Skip any picture you find and retype all the remaining lines exactly.

» Listed records
----

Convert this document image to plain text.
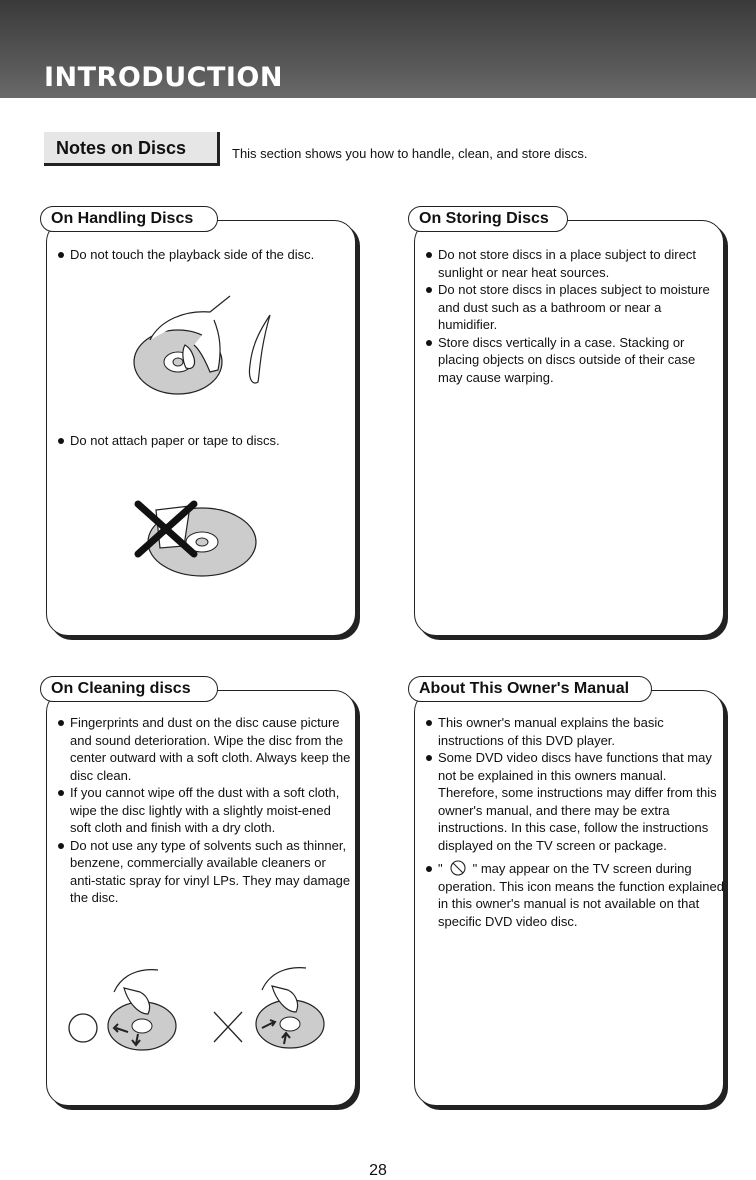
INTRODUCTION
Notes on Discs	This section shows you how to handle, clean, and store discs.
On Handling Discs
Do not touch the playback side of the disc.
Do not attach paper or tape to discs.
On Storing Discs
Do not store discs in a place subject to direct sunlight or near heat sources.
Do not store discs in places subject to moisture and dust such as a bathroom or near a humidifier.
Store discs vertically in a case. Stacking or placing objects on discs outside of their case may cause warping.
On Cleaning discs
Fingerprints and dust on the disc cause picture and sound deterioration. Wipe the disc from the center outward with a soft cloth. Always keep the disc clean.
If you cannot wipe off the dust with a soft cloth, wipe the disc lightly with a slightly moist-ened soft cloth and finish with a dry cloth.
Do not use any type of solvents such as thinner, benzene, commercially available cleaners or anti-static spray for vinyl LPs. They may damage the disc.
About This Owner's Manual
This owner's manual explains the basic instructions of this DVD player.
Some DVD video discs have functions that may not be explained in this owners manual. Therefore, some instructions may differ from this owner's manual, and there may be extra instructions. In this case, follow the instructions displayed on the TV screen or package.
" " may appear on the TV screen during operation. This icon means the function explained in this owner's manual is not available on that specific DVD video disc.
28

----

» Exercise output
Convert this document image to plain text.
INTRODUCTION
Notes on Discs	This section shows you how to handle, clean, and store discs.
On Handling Discs
Do not touch the playback side of the disc.
Do not attach paper or tape to discs.
On Storing Discs
Do not store discs in a place subject to direct sunlight or near heat sources.
Do not store discs in places subject to moisture and dust such as a bathroom or near a humidifier.
Store discs vertically in a case. Stacking or placing objects on discs outside of their case may cause warping.
On Cleaning discs
Fingerprints and dust on the disc cause picture and sound deterioration. Wipe the disc from the center outward with a soft cloth. Always keep the disc clean.
If you cannot wipe off the dust with a soft cloth, wipe the disc lightly with a slightly moist-ened soft cloth and finish with a dry cloth.
Do not use any type of solvents such as thinner, benzene, commercially available cleaners or anti-static spray for vinyl LPs. They may damage the disc.
About This Owner's Manual
This owner's manual explains the basic instructions of this DVD player.
Some DVD video discs have functions that may not be explained in this owners manual. Therefore, some instructions may differ from this owner's manual, and there may be extra instructions. In this case, follow the instructions displayed on the TV screen or package.
" " may appear on the TV screen during operation. This icon means the function explained in this owner's manual is not available on that specific DVD video disc.
28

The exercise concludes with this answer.